Please write out the material that follows, exactly as it stands.

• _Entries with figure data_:
######

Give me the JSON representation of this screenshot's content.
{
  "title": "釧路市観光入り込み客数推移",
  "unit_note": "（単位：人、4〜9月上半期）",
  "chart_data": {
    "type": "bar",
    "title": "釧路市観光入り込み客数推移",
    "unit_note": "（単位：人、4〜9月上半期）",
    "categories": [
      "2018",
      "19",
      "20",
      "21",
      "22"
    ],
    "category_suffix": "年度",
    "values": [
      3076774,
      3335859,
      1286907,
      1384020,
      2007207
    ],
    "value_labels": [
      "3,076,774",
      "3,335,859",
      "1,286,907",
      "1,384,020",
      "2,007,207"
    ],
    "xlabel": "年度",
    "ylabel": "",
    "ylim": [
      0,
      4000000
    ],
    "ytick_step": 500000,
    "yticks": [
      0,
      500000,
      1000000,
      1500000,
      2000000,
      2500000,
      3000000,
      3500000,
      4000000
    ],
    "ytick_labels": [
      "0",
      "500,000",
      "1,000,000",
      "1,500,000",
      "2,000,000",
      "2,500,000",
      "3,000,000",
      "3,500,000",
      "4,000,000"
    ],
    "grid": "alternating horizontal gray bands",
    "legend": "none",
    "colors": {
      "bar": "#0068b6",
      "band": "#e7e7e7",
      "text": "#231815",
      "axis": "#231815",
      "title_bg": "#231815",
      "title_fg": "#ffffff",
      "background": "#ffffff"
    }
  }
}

######

• _SOLUTION_:
Give me the JSON representation of this screenshot's content.
{
  "title": "釧路市観光入り込み客数推移",
  "unit_note": "（単位：人、4〜9月上半期）",
  "chart_data": {
    "type": "bar",
    "title": "釧路市観光入り込み客数推移",
    "unit_note": "（単位：人、4〜9月上半期）",
    "categories": [
      "2018",
      "19",
      "20",
      "21",
      "22"
    ],
    "category_suffix": "年度",
    "values": [
      3076774,
      3335859,
      1286907,
      1384020,
      2007207
    ],
    "value_labels": [
      "3,076,774",
      "3,335,859",
      "1,286,907",
      "1,384,020",
      "2,007,207"
    ],
    "xlabel": "年度",
    "ylabel": "",
    "ylim": [
      0,
      4000000
    ],
    "ytick_step": 500000,
    "yticks": [
      0,
      500000,
      1000000,
      1500000,
      2000000,
      2500000,
      3000000,
      3500000,
      4000000
    ],
    "ytick_labels": [
      "0",
      "500,000",
      "1,000,000",
      "1,500,000",
      "2,000,000",
      "2,500,000",
      "3,000,000",
      "3,500,000",
      "4,000,000"
    ],
    "grid": "alternating horizontal gray bands",
    "legend": "none",
    "colors": {
      "bar": "#0068b6",
      "band": "#e7e7e7",
      "text": "#231815",
      "axis": "#231815",
      "title_bg": "#231815",
      "title_fg": "#ffffff",
      "background": "#ffffff"
    }
  }
}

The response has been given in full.